WHAT YOU NEED TO DO:
Skip all pictures, then print the remaining material exactly.

GIVEN RECORDS:
* * * * * * * * *
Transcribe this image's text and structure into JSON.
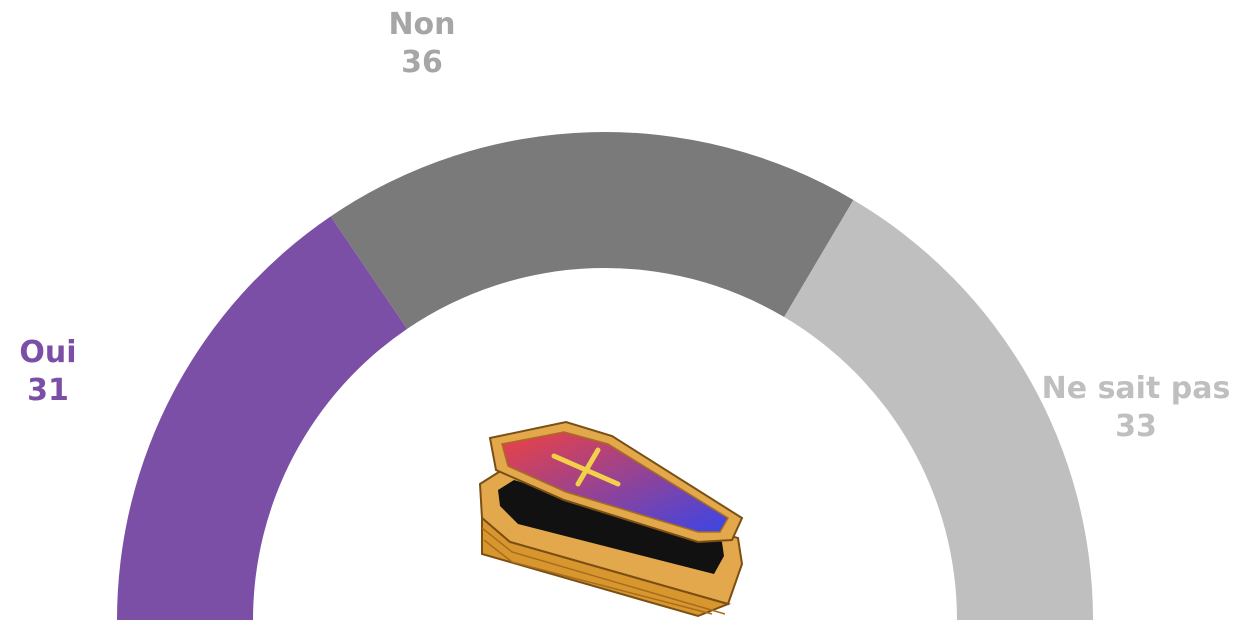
{
  "chart_data": {
    "type": "pie",
    "shape": "half-donut",
    "categories": [
      "Oui",
      "Non",
      "Ne sait pas"
    ],
    "values": [
      31,
      36,
      33
    ],
    "colors": [
      "#7b4fa6",
      "#7a7a7a",
      "#bfbfbf"
    ],
    "labels": [
      {
        "name": "Oui",
        "value": "31",
        "color": "#7b4fa6"
      },
      {
        "name": "Non",
        "value": "36",
        "color": "#a6a6a6"
      },
      {
        "name": "Ne sait pas",
        "value": "33",
        "color": "#bfbfbf"
      }
    ]
  },
  "illustration": {
    "icon": "coffin-icon",
    "colors": {
      "wood": "#e3a84c",
      "wood_dark": "#b87a22",
      "lid_top": "#ef4141",
      "lid_bottom": "#3b45e6",
      "cross": "#f3d04a",
      "inside": "#111111"
    }
  }
}
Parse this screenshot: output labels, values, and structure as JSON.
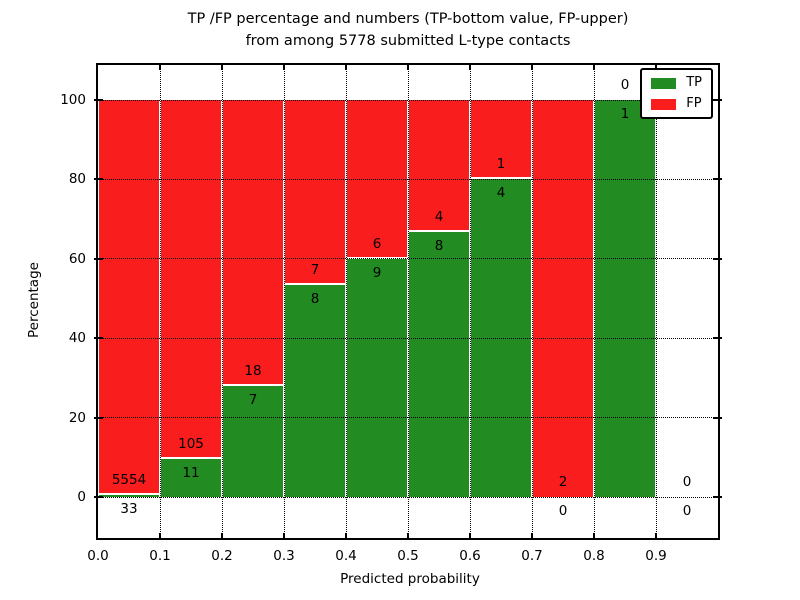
{
  "chart_data": {
    "type": "bar",
    "variant": "stacked-percentage",
    "title_line1": "TP /FP percentage and numbers (TP-bottom value, FP-upper)",
    "title_line2": "from among 5778 submitted L-type contacts",
    "xlabel": "Predicted probability",
    "ylabel": "Percentage",
    "total_submitted": 5778,
    "categories": [
      "0.0-0.1",
      "0.1-0.2",
      "0.2-0.3",
      "0.3-0.4",
      "0.4-0.5",
      "0.5-0.6",
      "0.6-0.7",
      "0.7-0.8",
      "0.8-0.9",
      "0.9-1.0"
    ],
    "series": [
      {
        "name": "TP",
        "position": "bottom",
        "color": "#228b22",
        "counts": [
          33,
          11,
          7,
          8,
          9,
          8,
          4,
          0,
          1,
          0
        ]
      },
      {
        "name": "FP",
        "position": "top",
        "color": "#f91d1d",
        "counts": [
          5554,
          105,
          18,
          7,
          6,
          4,
          1,
          2,
          0,
          0
        ]
      }
    ],
    "tp_percent": [
      0.59,
      9.48,
      28.0,
      53.33,
      60.0,
      66.67,
      80.0,
      0.0,
      100.0,
      0.0
    ],
    "xticks": [
      "0.0",
      "0.1",
      "0.2",
      "0.3",
      "0.4",
      "0.5",
      "0.6",
      "0.7",
      "0.8",
      "0.9"
    ],
    "yticks": [
      "0",
      "20",
      "40",
      "60",
      "80",
      "100"
    ],
    "xlim": [
      0.0,
      1.0
    ],
    "ylim": [
      -11,
      109
    ],
    "grid": "dotted",
    "legend": {
      "position": "upper right",
      "entries": [
        {
          "label": "TP",
          "color": "#228b22"
        },
        {
          "label": "FP",
          "color": "#f91d1d"
        }
      ]
    }
  }
}
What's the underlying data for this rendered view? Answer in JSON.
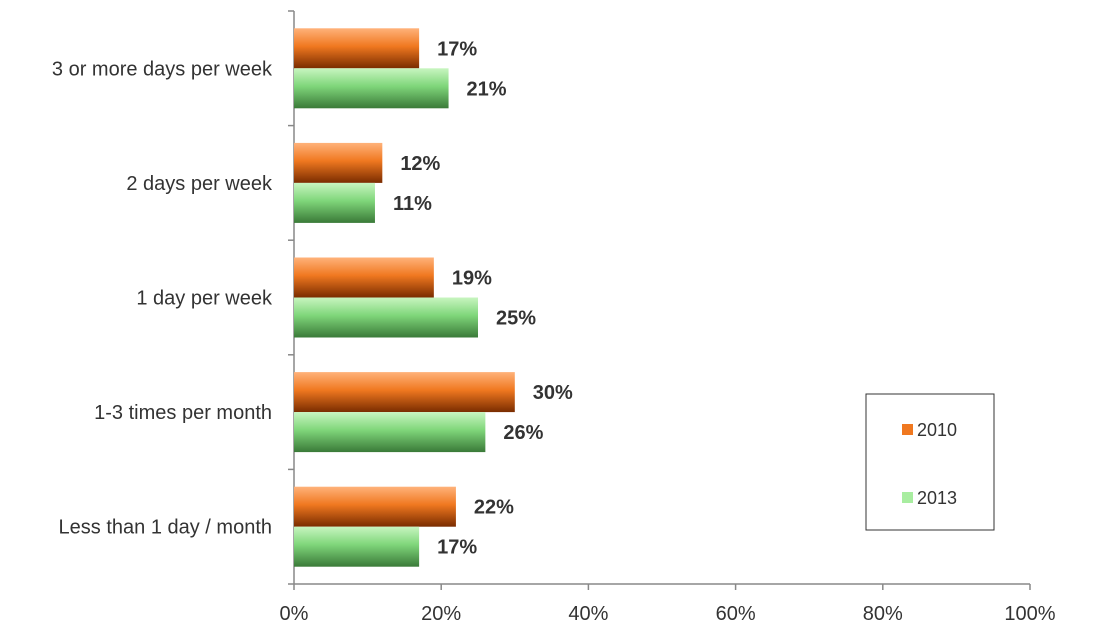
{
  "chart_data": {
    "type": "bar",
    "orientation": "horizontal",
    "categories": [
      "3 or more days per week",
      "2 days per week",
      "1 day per week",
      "1-3 times per month",
      "Less than 1 day / month"
    ],
    "series": [
      {
        "name": "2010",
        "values": [
          17,
          12,
          19,
          30,
          22
        ],
        "labels": [
          "17%",
          "12%",
          "19%",
          "30%",
          "22%"
        ],
        "color": "#f07820"
      },
      {
        "name": "2013",
        "values": [
          21,
          11,
          25,
          26,
          17
        ],
        "labels": [
          "21%",
          "11%",
          "25%",
          "26%",
          "17%"
        ],
        "color": "#7fd67a"
      }
    ],
    "xlim": [
      0,
      100
    ],
    "xticks": [
      "0%",
      "20%",
      "40%",
      "60%",
      "80%",
      "100%"
    ],
    "grid": false,
    "legend_position": "right"
  }
}
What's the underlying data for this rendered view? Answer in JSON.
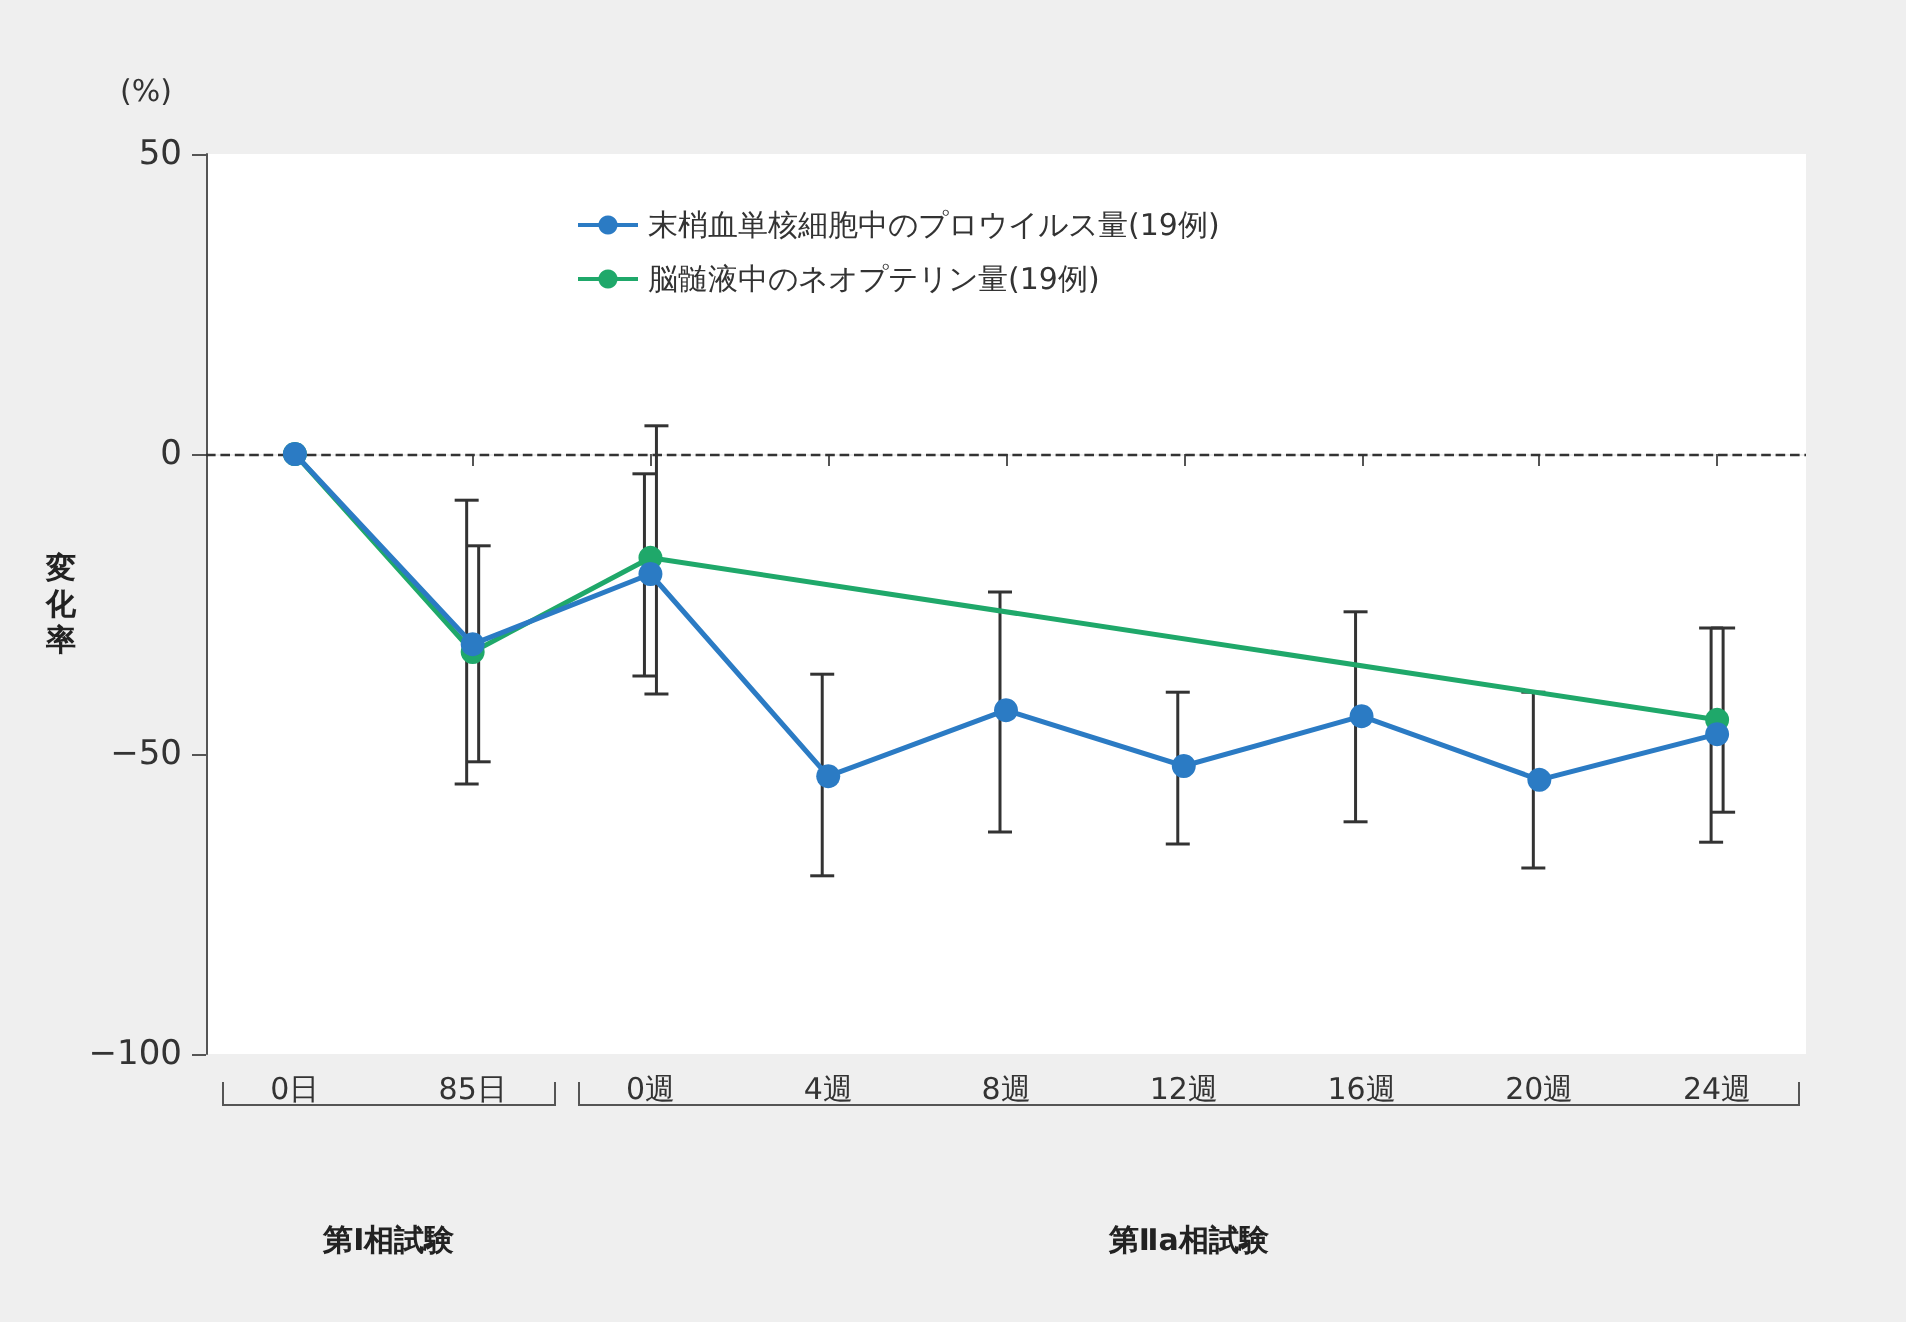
{
  "chart_data": {
    "type": "line",
    "ylabel": "変化率",
    "categories": [
      "0日",
      "85日",
      "0週",
      "4週",
      "8週",
      "12週",
      "16週",
      "20週",
      "24週"
    ],
    "series": [
      {
        "name": "末梢血単核細胞中のプロウイルス量(19例)",
        "color": "#2b7bc4",
        "values": [
          0,
          -31.7,
          -20,
          -53.7,
          -42.7,
          -52,
          -43.7,
          -54.3,
          -46.7
        ],
        "errors": [
          null,
          [
            -55,
            -7.7
          ],
          [
            -37,
            -3.3
          ],
          [
            -70.3,
            -36.7
          ],
          [
            -63,
            -23
          ],
          [
            -65,
            -39.7
          ],
          [
            -61.3,
            -26.3
          ],
          [
            -69,
            -39.7
          ],
          [
            -64.7,
            -29
          ]
        ]
      },
      {
        "name": "脳髄液中のネオプテリン量(19例)",
        "color": "#1fa86a",
        "values": [
          0,
          -33,
          -17.3,
          null,
          null,
          null,
          null,
          null,
          -44.3
        ],
        "errors": [
          null,
          [
            -51.3,
            -15.3
          ],
          [
            -40,
            4.7
          ],
          null,
          null,
          null,
          null,
          null,
          [
            -59.7,
            -29
          ]
        ]
      }
    ],
    "ylim": [
      -100,
      50
    ],
    "yticks": [
      -100,
      -50,
      0,
      50
    ],
    "grid": false,
    "legend": "top",
    "marker": "circle",
    "line_style": "solid",
    "ref_lines": [
      {
        "axis": "y",
        "value": 0,
        "line_style": "dashed",
        "color": "#333333"
      }
    ],
    "annotations": [
      "(%)",
      "第Ⅰ相試験",
      "第Ⅱa相試験"
    ]
  }
}
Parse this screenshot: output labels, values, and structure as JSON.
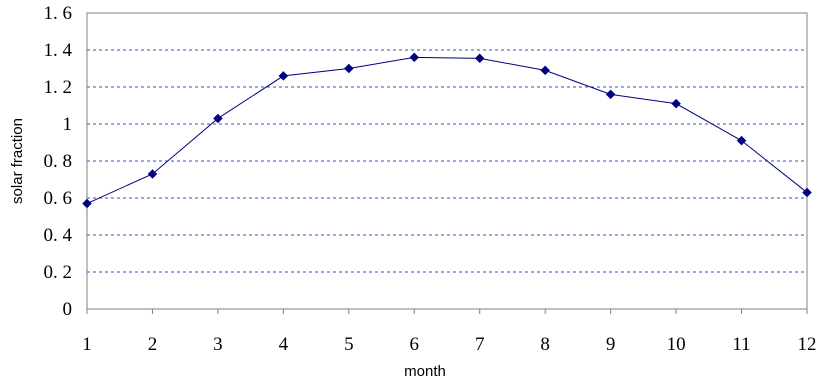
{
  "chart_data": {
    "type": "line",
    "title": "",
    "xlabel": "month",
    "ylabel": "solar fraction",
    "x": [
      1,
      2,
      3,
      4,
      5,
      6,
      7,
      8,
      9,
      10,
      11,
      12
    ],
    "xlim": [
      1,
      12
    ],
    "ylim": [
      0,
      1.6
    ],
    "x_tick_labels": [
      "1",
      "2",
      "3",
      "4",
      "5",
      "6",
      "7",
      "8",
      "9",
      "10",
      "11",
      "12"
    ],
    "y_ticks": [
      0,
      0.2,
      0.4,
      0.6,
      0.8,
      1,
      1.2,
      1.4,
      1.6
    ],
    "y_tick_labels": [
      "0",
      "0. 2",
      "0. 4",
      "0. 6",
      "0. 8",
      "1",
      "1. 2",
      "1. 4",
      "1. 6"
    ],
    "grid": "horizontal dashed",
    "legend": "none",
    "series": [
      {
        "values": [
          0.57,
          0.73,
          1.03,
          1.26,
          1.3,
          1.36,
          1.355,
          1.29,
          1.16,
          1.11,
          0.91,
          0.63
        ],
        "color": "#000080",
        "marker": "diamond"
      }
    ],
    "colors": {
      "grid": "#2f4fbf",
      "axis": "#808080",
      "series": "#000080"
    }
  }
}
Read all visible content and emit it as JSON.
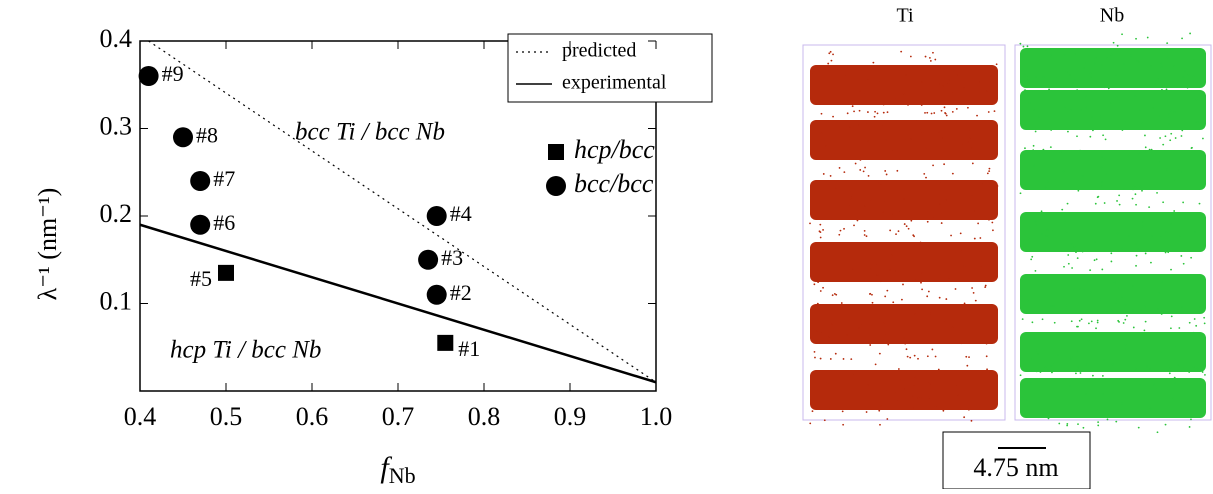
* * * * * * * * *
TASK ANSWER:
Transcribe this image's text and structure into JSON.
{
  "chart_data": {
    "type": "pie",
    "shape": "half-donut",
    "categories": [
      "Oui",
      "Non",
      "Ne sait pas"
    ],
    "values": [
      31,
      36,
      33
    ],
    "colors": [
      "#7b4fa6",
      "#7a7a7a",
      "#bfbfbf"
    ],
    "labels": [
      {
        "name": "Oui",
        "value": "31",
        "color": "#7b4fa6"
      },
      {
        "name": "Non",
        "value": "36",
        "color": "#a6a6a6"
      },
      {
        "name": "Ne sait pas",
        "value": "33",
        "color": "#bfbfbf"
      }
    ]
  },
  "illustration": {
    "icon": "coffin-icon",
    "colors": {
      "wood": "#e3a84c",
      "wood_dark": "#b87a22",
      "lid_top": "#ef4141",
      "lid_bottom": "#3b45e6",
      "cross": "#f3d04a",
      "inside": "#111111"
    }
  }
}
Parse this screenshot: output labels, values, and structure as JSON.
{
  "chart_data": {
    "type": "bar",
    "variant": "stacked-percentage",
    "title_line1": "TP /FP percentage and numbers (TP-bottom value, FP-upper)",
    "title_line2": "from among 5778 submitted L-type contacts",
    "xlabel": "Predicted probability",
    "ylabel": "Percentage",
    "total_submitted": 5778,
    "categories": [
      "0.0-0.1",
      "0.1-0.2",
      "0.2-0.3",
      "0.3-0.4",
      "0.4-0.5",
      "0.5-0.6",
      "0.6-0.7",
      "0.7-0.8",
      "0.8-0.9",
      "0.9-1.0"
    ],
    "series": [
      {
        "name": "TP",
        "position": "bottom",
        "color": "#228b22",
        "counts": [
          33,
          11,
          7,
          8,
          9,
          8,
          4,
          0,
          1,
          0
        ]
      },
      {
        "name": "FP",
        "position": "top",
        "color": "#f91d1d",
        "counts": [
          5554,
          105,
          18,
          7,
          6,
          4,
          1,
          2,
          0,
          0
        ]
      }
    ],
    "tp_percent": [
      0.59,
      9.48,
      28.0,
      53.33,
      60.0,
      66.67,
      80.0,
      0.0,
      100.0,
      0.0
    ],
    "xticks": [
      "0.0",
      "0.1",
      "0.2",
      "0.3",
      "0.4",
      "0.5",
      "0.6",
      "0.7",
      "0.8",
      "0.9"
    ],
    "yticks": [
      "0",
      "20",
      "40",
      "60",
      "80",
      "100"
    ],
    "xlim": [
      0.0,
      1.0
    ],
    "ylim": [
      -11,
      109
    ],
    "grid": "dotted",
    "legend": {
      "position": "upper right",
      "entries": [
        {
          "label": "TP",
          "color": "#228b22"
        },
        {
          "label": "FP",
          "color": "#f91d1d"
        }
      ]
    }
  }
}
What's the underlying data for this rendered view? Answer in JSON.
{
  "chart_data": {
    "type": "bar",
    "orientation": "horizontal",
    "categories": [
      "3 or more days per week",
      "2 days per week",
      "1 day per week",
      "1-3 times per month",
      "Less than 1 day / month"
    ],
    "series": [
      {
        "name": "2010",
        "values": [
          17,
          12,
          19,
          30,
          22
        ],
        "labels": [
          "17%",
          "12%",
          "19%",
          "30%",
          "22%"
        ],
        "color": "#f07820"
      },
      {
        "name": "2013",
        "values": [
          21,
          11,
          25,
          26,
          17
        ],
        "labels": [
          "21%",
          "11%",
          "25%",
          "26%",
          "17%"
        ],
        "color": "#7fd67a"
      }
    ],
    "xlim": [
      0,
      100
    ],
    "xticks": [
      "0%",
      "20%",
      "40%",
      "60%",
      "80%",
      "100%"
    ],
    "grid": false,
    "legend_position": "right"
  }
}
What's the underlying data for this rendered view? Answer in JSON.
{
  "chart_data": {
    "type": "line",
    "ylabel": "変化率",
    "categories": [
      "0日",
      "85日",
      "0週",
      "4週",
      "8週",
      "12週",
      "16週",
      "20週",
      "24週"
    ],
    "series": [
      {
        "name": "末梢血単核細胞中のプロウイルス量(19例)",
        "color": "#2b7bc4",
        "values": [
          0,
          -31.7,
          -20,
          -53.7,
          -42.7,
          -52,
          -43.7,
          -54.3,
          -46.7
        ],
        "errors": [
          null,
          [
            -55,
            -7.7
          ],
          [
            -37,
            -3.3
          ],
          [
            -70.3,
            -36.7
          ],
          [
            -63,
            -23
          ],
          [
            -65,
            -39.7
          ],
          [
            -61.3,
            -26.3
          ],
          [
            -69,
            -39.7
          ],
          [
            -64.7,
            -29
          ]
        ]
      },
      {
        "name": "脳髄液中のネオプテリン量(19例)",
        "color": "#1fa86a",
        "values": [
          0,
          -33,
          -17.3,
          null,
          null,
          null,
          null,
          null,
          -44.3
        ],
        "errors": [
          null,
          [
            -51.3,
            -15.3
          ],
          [
            -40,
            4.7
          ],
          null,
          null,
          null,
          null,
          null,
          [
            -59.7,
            -29
          ]
        ]
      }
    ],
    "ylim": [
      -100,
      50
    ],
    "yticks": [
      -100,
      -50,
      0,
      50
    ],
    "grid": false,
    "legend": "top",
    "marker": "circle",
    "line_style": "solid",
    "ref_lines": [
      {
        "axis": "y",
        "value": 0,
        "line_style": "dashed",
        "color": "#333333"
      }
    ],
    "annotations": [
      "(%)",
      "第Ⅰ相試験",
      "第Ⅱa相試験"
    ]
  }
}
Parse this screenshot: output labels, values, and structure as JSON.
{
  "chart_data": {
    "type": "line",
    "title": "",
    "xlabel": "month",
    "ylabel": "solar fraction",
    "x": [
      1,
      2,
      3,
      4,
      5,
      6,
      7,
      8,
      9,
      10,
      11,
      12
    ],
    "xlim": [
      1,
      12
    ],
    "ylim": [
      0,
      1.6
    ],
    "x_tick_labels": [
      "1",
      "2",
      "3",
      "4",
      "5",
      "6",
      "7",
      "8",
      "9",
      "10",
      "11",
      "12"
    ],
    "y_ticks": [
      0,
      0.2,
      0.4,
      0.6,
      0.8,
      1,
      1.2,
      1.4,
      1.6
    ],
    "y_tick_labels": [
      "0",
      "0. 2",
      "0. 4",
      "0. 6",
      "0. 8",
      "1",
      "1. 2",
      "1. 4",
      "1. 6"
    ],
    "grid": "horizontal dashed",
    "legend": "none",
    "series": [
      {
        "values": [
          0.57,
          0.73,
          1.03,
          1.26,
          1.3,
          1.36,
          1.355,
          1.29,
          1.16,
          1.11,
          0.91,
          0.63
        ],
        "color": "#000080",
        "marker": "diamond"
      }
    ],
    "colors": {
      "grid": "#2f4fbf",
      "axis": "#808080",
      "series": "#000080"
    }
  }
}
Read all visible content and emit it as JSON.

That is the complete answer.